▸ **Records from a dataset**
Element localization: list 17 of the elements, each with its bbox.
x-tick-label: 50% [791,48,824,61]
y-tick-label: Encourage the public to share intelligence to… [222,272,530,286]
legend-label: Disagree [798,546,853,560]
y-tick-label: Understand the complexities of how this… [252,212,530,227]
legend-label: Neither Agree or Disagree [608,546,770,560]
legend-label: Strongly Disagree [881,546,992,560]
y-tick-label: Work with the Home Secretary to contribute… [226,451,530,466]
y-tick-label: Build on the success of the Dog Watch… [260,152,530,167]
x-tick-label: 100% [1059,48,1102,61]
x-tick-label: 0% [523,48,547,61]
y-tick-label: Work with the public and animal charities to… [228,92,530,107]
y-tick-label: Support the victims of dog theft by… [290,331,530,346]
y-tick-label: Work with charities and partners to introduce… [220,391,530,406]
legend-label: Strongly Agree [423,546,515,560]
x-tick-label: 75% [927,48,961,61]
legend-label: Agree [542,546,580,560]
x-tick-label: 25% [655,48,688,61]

▸ **Problem to work on**
Lay out every line of the records above as a Markdown table with the columns "Row" and "Line," skipping any blank lines.

▸ **Correct output**
| Row | Line |
|---|---|
| 1 | Element localization: list 17 of the elements, each with its bbox. |
| 2 | x-tick-label: 50% [791,48,824,61] |
| 3 | y-tick-label: Encourage the public to share intelligence to… [222,272,530,286] |
| 4 | legend-label: Disagree [798,546,853,560] |
| 5 | y-tick-label: Understand the complexities of how this… [252,212,530,227] |
| 6 | legend-label: Neither Agree or Disagree [608,546,770,560] |
| 7 | legend-label: Strongly Disagree [881,546,992,560] |
| 8 | y-tick-label: Work with the Home Secretary to contribute… [226,451,530,466] |
| 9 | y-tick-label: Build on the success of the Dog Watch… [260,152,530,167] |
| 10 | x-tick-label: 100% [1059,48,1102,61] |
| 11 | x-tick-label: 0% [523,48,547,61] |
| 12 | y-tick-label: Work with the public and animal charities to… [228,92,530,107] |
| 13 | y-tick-label: Support the victims of dog theft by… [290,331,530,346] |
| 14 | y-tick-label: Work with charities and partners to introduce… [220,391,530,406] |
| 15 | legend-label: Strongly Agree [423,546,515,560] |
| 16 | x-tick-label: 75% [927,48,961,61] |
| 17 | legend-label: Agree [542,546,580,560] |
| 18 | x-tick-label: 25% [655,48,688,61] |